- _What is being asked_
Here are some records; copy every line that holds the word "Parse".

- _Records for the exercise_

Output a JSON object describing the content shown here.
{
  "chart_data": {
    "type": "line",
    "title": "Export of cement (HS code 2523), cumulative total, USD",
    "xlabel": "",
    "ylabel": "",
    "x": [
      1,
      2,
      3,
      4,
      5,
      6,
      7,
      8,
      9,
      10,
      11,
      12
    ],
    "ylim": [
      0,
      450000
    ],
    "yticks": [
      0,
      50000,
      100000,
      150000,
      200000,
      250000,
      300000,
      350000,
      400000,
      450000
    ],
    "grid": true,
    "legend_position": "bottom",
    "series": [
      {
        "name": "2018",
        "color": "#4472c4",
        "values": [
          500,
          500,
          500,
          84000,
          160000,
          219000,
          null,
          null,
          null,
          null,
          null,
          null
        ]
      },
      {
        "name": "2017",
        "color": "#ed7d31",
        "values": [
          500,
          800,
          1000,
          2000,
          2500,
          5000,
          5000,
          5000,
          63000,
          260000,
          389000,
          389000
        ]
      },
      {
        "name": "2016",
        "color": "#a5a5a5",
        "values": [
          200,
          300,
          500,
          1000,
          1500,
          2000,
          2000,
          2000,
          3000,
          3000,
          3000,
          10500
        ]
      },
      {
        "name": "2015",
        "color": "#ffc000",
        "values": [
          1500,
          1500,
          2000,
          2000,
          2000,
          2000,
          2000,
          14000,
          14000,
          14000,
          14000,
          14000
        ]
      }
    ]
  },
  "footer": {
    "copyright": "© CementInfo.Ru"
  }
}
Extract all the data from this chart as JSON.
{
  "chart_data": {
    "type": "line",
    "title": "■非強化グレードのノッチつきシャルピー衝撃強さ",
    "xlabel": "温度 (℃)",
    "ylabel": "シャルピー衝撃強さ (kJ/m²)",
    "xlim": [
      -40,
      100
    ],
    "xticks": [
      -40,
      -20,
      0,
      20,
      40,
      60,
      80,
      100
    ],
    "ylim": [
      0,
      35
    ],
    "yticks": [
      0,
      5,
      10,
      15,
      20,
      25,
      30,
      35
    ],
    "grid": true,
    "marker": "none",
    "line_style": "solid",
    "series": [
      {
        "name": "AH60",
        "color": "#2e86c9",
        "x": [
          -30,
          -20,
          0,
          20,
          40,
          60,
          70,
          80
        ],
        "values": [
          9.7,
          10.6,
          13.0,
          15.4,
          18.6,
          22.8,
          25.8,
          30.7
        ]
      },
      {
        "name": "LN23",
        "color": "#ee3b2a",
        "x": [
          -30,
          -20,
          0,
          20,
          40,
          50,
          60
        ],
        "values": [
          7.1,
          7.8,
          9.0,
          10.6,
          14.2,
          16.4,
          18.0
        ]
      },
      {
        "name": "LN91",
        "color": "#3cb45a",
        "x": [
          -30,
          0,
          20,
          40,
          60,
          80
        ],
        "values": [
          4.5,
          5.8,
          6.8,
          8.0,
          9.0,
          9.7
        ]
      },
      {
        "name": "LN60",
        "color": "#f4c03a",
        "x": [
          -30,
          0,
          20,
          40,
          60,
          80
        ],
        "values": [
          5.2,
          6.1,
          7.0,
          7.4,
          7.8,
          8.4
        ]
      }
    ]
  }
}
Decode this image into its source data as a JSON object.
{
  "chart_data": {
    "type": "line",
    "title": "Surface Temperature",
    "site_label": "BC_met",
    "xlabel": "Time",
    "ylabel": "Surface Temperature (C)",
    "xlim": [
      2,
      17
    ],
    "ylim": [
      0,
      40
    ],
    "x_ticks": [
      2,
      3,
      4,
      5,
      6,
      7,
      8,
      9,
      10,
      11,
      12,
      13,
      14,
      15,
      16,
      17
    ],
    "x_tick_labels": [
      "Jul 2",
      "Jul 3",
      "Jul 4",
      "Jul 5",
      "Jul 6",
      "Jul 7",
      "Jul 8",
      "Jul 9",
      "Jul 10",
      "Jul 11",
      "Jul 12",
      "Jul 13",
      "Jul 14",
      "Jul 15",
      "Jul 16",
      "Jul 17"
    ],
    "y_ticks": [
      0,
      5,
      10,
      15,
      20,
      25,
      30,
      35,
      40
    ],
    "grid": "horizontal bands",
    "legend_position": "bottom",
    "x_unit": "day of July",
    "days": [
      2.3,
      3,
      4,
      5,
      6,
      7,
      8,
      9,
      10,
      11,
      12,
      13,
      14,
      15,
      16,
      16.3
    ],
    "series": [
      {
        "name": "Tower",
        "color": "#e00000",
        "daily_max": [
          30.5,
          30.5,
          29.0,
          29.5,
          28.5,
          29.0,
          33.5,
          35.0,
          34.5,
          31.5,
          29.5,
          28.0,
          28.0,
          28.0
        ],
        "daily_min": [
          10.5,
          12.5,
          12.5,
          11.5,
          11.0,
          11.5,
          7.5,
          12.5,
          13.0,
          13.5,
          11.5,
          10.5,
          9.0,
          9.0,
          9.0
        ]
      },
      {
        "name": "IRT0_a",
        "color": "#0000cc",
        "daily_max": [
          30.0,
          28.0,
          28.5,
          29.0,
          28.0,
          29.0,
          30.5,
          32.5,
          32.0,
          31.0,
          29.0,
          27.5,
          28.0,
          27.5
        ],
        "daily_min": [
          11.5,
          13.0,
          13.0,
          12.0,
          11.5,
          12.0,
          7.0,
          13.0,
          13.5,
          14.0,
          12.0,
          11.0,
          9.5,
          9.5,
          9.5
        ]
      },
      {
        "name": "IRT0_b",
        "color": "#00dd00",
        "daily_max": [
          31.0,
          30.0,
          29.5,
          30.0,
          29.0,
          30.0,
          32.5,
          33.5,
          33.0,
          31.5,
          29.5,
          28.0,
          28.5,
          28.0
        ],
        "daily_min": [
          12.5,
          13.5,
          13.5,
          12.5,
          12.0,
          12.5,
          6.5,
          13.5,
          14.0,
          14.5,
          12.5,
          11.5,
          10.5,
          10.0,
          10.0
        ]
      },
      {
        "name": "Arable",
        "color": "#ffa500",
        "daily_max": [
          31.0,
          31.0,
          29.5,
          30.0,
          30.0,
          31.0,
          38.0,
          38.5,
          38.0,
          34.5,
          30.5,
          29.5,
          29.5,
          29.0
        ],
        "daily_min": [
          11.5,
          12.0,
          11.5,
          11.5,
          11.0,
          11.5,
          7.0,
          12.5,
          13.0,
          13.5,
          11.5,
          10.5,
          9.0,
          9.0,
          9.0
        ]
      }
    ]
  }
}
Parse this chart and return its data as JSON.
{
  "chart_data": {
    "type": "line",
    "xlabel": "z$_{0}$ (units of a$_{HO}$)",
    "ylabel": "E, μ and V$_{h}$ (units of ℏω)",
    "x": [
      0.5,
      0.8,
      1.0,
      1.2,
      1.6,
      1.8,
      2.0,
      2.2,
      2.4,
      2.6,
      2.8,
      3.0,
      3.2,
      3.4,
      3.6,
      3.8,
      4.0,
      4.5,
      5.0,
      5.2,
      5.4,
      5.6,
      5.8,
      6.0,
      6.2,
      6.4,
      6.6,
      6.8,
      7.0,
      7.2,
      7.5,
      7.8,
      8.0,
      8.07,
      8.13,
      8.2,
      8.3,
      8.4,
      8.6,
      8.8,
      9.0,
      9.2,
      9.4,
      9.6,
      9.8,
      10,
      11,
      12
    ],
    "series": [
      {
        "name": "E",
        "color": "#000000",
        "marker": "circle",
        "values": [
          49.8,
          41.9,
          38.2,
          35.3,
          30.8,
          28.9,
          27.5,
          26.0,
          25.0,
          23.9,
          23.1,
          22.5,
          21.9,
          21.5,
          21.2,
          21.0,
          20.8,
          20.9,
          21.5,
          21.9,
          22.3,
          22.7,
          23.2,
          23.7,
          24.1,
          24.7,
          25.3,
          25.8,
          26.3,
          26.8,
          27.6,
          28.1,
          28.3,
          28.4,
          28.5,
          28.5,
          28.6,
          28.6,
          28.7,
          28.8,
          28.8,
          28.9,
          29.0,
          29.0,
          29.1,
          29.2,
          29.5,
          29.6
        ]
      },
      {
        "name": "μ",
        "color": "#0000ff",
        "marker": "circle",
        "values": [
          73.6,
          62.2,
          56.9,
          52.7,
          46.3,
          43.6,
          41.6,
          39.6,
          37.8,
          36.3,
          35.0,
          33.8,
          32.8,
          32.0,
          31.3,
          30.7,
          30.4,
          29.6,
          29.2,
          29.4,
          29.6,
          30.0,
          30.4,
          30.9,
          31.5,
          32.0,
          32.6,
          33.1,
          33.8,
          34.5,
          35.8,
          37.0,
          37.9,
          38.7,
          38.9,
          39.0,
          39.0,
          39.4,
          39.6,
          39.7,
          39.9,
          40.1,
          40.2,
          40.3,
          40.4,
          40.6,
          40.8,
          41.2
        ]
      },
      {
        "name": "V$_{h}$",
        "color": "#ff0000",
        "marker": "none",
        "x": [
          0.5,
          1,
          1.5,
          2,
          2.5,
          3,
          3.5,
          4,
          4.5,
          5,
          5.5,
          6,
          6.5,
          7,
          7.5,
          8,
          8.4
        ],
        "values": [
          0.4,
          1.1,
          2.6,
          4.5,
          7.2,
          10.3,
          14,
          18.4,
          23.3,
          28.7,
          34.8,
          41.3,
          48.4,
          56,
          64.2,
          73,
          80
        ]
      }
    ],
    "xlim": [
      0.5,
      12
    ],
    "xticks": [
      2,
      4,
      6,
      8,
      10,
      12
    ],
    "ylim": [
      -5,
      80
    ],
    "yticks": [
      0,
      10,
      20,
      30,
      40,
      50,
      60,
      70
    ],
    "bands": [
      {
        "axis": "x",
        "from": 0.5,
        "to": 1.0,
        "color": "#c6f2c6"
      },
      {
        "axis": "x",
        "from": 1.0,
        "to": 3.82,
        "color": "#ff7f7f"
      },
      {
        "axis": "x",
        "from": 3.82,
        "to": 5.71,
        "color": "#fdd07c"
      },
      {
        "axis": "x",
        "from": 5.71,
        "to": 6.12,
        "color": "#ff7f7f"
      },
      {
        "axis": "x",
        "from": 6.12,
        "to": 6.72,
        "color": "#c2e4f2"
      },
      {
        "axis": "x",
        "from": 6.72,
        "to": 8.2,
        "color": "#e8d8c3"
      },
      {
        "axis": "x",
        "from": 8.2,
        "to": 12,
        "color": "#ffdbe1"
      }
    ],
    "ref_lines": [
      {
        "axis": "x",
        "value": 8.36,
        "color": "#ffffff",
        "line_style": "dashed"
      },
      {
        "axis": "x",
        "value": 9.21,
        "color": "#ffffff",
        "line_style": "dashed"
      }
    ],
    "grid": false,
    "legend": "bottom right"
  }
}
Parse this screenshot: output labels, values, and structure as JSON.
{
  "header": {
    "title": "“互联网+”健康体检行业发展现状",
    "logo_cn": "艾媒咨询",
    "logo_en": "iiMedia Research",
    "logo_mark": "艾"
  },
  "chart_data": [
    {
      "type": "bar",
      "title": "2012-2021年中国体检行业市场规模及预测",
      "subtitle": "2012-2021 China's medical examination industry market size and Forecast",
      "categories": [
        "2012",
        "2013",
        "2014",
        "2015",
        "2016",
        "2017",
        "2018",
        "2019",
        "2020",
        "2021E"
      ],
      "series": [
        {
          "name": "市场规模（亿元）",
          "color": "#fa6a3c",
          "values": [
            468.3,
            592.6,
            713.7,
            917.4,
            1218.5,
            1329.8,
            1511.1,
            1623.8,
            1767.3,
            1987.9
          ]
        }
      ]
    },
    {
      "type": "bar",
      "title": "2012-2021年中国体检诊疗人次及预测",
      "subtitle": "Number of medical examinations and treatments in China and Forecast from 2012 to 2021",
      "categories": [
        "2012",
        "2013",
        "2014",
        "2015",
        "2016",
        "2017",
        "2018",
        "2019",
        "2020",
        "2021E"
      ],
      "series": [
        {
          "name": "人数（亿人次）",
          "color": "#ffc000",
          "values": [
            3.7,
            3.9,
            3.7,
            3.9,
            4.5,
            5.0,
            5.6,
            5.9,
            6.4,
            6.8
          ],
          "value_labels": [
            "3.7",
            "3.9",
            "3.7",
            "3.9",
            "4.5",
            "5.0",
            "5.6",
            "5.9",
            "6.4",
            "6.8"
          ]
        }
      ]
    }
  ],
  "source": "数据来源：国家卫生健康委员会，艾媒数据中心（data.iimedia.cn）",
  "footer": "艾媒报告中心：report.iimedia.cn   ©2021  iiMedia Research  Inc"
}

- _Finished answer_
Parse this chart and return its data as JSON.
Parse this screenshot: output labels, values, and structure as JSON.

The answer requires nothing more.